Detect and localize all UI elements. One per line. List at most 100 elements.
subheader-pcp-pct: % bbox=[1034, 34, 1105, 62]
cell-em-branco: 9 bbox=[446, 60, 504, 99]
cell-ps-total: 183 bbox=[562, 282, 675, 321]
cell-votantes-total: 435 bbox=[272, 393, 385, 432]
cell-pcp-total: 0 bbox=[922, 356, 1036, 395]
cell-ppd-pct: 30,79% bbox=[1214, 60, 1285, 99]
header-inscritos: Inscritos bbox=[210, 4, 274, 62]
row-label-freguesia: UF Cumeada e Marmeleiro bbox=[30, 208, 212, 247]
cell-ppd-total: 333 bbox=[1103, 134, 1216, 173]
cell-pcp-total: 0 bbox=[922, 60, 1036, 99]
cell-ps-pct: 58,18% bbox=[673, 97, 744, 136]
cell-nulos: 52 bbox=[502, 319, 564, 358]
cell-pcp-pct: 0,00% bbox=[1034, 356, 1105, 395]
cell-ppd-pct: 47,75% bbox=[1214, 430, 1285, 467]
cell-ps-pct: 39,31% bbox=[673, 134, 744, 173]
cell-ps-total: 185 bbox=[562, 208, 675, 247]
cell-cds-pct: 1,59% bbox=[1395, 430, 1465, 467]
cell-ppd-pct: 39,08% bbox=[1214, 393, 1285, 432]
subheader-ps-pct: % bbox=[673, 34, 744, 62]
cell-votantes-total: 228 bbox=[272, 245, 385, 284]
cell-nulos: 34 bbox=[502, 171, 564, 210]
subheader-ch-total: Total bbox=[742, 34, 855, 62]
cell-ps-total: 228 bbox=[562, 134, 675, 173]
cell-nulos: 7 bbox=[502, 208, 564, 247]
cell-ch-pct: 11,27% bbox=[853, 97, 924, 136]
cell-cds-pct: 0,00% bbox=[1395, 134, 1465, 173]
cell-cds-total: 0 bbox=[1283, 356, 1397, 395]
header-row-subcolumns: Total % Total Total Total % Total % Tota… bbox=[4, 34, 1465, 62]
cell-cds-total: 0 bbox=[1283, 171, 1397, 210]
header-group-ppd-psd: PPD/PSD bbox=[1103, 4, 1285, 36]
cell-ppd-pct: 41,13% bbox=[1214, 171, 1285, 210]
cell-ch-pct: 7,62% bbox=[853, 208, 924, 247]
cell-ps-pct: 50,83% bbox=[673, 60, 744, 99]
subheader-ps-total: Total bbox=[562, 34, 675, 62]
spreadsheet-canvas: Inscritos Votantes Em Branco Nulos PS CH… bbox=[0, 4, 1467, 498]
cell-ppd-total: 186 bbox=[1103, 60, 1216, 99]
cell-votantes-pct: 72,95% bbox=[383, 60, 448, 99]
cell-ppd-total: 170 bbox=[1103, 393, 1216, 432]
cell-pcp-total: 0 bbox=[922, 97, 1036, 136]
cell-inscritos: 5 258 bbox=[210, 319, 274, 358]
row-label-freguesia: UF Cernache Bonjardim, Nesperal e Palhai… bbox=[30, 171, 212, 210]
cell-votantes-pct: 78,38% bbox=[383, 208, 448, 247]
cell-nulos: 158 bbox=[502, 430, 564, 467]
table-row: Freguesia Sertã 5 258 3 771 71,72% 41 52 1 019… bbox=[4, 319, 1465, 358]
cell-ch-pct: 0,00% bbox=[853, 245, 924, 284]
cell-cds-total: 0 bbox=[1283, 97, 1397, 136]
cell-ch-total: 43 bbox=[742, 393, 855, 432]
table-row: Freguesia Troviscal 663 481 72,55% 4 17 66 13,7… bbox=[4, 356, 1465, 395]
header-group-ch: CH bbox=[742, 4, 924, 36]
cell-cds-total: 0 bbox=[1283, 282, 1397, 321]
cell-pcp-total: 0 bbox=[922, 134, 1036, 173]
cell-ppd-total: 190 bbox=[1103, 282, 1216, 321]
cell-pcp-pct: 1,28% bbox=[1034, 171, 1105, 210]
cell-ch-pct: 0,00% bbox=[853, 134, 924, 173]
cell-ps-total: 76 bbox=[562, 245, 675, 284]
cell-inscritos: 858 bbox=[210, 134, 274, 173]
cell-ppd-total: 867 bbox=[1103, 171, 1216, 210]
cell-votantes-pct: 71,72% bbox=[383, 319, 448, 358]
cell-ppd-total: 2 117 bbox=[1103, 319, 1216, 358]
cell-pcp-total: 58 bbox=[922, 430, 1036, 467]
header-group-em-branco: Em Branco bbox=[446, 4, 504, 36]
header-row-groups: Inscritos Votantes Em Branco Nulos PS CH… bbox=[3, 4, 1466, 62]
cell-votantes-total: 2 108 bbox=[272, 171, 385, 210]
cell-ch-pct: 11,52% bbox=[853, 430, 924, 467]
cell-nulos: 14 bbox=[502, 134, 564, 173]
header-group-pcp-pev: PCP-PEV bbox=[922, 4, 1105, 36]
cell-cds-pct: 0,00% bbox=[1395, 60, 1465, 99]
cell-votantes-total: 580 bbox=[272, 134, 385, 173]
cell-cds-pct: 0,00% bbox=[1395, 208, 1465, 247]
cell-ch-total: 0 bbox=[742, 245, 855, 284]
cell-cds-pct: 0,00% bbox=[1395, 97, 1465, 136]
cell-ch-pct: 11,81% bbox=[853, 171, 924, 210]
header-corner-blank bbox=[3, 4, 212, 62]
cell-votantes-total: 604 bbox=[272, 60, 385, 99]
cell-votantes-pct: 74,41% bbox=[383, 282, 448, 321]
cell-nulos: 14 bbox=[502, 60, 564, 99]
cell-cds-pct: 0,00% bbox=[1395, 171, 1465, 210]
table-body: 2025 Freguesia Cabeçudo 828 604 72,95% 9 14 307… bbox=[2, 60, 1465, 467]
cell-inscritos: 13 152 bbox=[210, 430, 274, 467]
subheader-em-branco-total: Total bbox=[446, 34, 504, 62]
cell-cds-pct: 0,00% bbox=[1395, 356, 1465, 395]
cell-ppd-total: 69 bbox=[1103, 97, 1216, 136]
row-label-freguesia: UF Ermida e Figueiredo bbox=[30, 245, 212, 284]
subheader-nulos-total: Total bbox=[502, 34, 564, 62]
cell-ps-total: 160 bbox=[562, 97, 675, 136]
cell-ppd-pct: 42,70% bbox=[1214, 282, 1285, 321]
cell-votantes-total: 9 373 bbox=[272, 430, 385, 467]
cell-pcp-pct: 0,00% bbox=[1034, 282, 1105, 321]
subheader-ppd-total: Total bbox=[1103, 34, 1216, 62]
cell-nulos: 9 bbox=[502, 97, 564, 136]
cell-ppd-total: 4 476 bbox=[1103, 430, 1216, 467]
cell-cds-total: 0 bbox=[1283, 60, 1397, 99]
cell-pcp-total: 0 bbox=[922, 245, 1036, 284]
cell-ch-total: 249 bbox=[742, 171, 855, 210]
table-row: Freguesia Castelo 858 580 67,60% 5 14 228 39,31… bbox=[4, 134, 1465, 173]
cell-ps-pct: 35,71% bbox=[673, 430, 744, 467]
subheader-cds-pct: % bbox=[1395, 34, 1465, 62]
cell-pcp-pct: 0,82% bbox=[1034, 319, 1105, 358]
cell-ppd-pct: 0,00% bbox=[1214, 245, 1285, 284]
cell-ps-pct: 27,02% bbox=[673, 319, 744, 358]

● **Written task**
Convert everything from the first line of the entries down to the line containing "cell-ppd-pct: 30,79% bbox=[1214, 60, 1285, 99]", both included, into a JSON list of strings with one string per line and no blank lines.

● **Finished answer**
[
  "Detect and localize all UI elements. One per line. List at most 100 elements.",
  "subheader-pcp-pct: % bbox=[1034, 34, 1105, 62]",
  "cell-em-branco: 9 bbox=[446, 60, 504, 99]",
  "cell-ps-total: 183 bbox=[562, 282, 675, 321]",
  "cell-votantes-total: 435 bbox=[272, 393, 385, 432]",
  "cell-pcp-total: 0 bbox=[922, 356, 1036, 395]",
  "cell-ppd-pct: 30,79% bbox=[1214, 60, 1285, 99]"
]